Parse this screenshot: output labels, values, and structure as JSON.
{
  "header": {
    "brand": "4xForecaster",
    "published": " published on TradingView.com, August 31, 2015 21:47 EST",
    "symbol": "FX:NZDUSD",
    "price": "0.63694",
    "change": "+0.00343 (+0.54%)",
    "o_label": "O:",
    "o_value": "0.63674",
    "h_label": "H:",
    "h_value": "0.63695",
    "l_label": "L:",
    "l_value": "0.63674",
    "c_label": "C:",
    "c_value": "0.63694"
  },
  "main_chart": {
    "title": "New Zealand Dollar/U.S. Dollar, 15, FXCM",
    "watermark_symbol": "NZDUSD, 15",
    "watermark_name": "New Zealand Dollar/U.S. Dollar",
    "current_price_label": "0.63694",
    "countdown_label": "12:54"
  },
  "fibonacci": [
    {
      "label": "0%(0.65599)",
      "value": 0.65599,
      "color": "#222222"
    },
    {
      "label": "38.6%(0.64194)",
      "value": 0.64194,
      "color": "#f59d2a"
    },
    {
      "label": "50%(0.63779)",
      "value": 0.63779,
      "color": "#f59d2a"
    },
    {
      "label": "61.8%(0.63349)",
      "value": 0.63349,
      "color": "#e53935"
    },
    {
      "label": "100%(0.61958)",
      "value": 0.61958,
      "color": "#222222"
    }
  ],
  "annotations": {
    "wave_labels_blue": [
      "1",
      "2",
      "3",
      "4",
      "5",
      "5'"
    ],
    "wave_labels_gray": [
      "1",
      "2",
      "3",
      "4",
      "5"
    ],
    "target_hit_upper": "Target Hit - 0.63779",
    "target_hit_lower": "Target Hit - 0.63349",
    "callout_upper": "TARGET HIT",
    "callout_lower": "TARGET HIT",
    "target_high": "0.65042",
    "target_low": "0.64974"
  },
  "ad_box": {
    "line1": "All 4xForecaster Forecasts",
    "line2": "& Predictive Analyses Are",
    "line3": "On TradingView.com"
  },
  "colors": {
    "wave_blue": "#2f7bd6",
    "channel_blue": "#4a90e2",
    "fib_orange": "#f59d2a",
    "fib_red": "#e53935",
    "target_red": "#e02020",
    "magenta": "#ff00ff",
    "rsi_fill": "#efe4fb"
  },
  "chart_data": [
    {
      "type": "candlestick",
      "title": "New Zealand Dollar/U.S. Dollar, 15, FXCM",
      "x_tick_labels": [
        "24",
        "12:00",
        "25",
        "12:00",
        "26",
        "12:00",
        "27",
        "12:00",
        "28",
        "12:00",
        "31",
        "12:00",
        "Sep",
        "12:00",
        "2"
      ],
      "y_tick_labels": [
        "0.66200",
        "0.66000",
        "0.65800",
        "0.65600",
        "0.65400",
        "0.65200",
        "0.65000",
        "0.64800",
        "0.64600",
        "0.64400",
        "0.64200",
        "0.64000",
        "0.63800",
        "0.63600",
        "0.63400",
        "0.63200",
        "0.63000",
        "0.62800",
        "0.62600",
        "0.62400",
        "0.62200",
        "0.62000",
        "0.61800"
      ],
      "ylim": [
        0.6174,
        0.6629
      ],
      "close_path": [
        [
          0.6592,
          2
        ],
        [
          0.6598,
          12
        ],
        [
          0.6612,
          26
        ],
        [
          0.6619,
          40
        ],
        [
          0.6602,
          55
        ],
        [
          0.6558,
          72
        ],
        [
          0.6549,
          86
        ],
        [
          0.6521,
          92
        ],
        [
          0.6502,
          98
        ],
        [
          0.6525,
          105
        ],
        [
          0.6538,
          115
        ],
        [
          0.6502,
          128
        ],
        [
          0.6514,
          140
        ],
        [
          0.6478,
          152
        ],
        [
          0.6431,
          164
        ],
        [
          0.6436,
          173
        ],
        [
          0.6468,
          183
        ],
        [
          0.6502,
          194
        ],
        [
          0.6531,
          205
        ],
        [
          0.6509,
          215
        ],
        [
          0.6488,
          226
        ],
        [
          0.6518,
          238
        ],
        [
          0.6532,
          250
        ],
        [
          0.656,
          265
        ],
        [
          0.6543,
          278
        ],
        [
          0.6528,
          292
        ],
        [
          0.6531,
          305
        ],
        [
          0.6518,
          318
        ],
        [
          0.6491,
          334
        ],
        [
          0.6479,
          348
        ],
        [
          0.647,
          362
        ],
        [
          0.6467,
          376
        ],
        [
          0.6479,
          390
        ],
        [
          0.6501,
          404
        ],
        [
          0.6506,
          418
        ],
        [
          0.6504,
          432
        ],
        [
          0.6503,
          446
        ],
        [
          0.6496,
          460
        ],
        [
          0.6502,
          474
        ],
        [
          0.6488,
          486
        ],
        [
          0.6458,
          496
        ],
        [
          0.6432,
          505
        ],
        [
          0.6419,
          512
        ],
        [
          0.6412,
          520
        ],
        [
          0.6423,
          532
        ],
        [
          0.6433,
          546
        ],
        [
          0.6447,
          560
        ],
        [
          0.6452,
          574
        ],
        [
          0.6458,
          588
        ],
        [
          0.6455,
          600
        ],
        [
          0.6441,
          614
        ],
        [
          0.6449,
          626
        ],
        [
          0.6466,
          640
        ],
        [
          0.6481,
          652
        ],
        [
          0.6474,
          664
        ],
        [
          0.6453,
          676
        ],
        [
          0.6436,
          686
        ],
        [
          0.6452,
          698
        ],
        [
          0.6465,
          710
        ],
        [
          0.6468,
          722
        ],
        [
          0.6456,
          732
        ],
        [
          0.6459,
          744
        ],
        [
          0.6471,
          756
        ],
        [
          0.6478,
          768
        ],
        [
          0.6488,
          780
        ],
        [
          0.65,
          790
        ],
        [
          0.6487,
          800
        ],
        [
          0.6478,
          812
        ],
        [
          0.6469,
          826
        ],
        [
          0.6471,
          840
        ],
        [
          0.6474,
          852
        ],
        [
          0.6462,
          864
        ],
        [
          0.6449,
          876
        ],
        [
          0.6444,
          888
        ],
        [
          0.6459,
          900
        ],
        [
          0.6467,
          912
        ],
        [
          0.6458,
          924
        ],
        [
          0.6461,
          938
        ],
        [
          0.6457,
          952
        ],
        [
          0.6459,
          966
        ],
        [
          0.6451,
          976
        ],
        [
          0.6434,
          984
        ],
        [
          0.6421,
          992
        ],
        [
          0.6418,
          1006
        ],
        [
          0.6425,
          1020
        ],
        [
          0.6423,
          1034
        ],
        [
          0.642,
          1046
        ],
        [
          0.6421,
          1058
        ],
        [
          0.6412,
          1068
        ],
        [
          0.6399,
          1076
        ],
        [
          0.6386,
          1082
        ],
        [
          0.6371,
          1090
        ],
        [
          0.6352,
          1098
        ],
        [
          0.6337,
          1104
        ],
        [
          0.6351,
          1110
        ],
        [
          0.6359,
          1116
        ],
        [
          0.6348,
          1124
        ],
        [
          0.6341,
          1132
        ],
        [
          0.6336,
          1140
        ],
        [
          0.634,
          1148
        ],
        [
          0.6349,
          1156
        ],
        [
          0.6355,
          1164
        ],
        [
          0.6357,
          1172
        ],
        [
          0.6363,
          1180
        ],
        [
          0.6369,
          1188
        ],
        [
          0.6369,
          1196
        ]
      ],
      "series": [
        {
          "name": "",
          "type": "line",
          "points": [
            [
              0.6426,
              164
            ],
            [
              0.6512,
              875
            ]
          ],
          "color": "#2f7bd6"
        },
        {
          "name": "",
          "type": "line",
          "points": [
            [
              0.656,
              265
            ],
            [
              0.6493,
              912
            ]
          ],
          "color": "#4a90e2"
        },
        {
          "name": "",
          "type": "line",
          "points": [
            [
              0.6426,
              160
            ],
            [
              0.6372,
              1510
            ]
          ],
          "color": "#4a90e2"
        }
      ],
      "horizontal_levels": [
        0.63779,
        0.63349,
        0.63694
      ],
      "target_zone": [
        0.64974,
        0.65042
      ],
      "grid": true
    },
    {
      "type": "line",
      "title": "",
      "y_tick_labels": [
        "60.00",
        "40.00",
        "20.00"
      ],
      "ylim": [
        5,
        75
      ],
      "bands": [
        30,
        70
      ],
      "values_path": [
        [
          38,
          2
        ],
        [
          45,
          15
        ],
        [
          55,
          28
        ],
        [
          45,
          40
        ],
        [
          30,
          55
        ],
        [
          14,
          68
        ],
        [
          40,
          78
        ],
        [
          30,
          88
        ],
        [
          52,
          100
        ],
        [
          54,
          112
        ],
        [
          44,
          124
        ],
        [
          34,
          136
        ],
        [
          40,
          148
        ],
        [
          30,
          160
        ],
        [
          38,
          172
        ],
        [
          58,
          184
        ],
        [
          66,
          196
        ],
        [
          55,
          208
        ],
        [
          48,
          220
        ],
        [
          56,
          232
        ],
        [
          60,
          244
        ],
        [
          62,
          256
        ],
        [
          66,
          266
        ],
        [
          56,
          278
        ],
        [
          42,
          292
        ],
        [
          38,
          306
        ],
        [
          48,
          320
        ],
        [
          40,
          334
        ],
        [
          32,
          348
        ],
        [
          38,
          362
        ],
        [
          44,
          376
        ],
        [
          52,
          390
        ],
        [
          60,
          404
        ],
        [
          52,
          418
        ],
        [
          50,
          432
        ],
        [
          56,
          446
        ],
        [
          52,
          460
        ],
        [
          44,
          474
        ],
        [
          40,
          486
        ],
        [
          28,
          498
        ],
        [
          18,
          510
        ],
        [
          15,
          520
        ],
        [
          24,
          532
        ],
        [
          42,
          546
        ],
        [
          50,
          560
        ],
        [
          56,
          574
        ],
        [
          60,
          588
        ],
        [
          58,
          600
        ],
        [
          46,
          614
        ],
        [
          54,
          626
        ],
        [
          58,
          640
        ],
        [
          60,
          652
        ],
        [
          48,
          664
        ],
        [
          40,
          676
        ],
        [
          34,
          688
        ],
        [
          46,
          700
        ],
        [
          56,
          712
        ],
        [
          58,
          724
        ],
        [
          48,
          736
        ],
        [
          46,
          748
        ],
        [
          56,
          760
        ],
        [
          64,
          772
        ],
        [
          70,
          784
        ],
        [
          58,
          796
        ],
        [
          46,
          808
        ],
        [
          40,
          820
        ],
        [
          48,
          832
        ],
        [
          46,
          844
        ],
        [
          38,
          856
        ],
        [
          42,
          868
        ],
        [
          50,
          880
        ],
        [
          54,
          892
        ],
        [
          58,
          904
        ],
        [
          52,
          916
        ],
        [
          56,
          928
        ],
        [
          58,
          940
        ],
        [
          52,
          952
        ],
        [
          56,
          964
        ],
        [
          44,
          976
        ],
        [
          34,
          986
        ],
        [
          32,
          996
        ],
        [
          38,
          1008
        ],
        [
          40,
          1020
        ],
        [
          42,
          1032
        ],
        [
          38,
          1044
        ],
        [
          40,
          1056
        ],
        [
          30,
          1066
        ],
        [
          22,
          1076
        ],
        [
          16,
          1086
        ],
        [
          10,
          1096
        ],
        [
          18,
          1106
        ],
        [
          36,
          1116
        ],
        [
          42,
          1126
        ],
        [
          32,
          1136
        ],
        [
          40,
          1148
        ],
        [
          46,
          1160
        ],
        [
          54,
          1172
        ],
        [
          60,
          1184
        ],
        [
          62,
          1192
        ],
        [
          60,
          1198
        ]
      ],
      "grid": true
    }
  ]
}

==================================================

> To be done: Examine the entries and report how many of their lines contain the string "NZDUSD", giving no more than the number.

> Exercise output: 2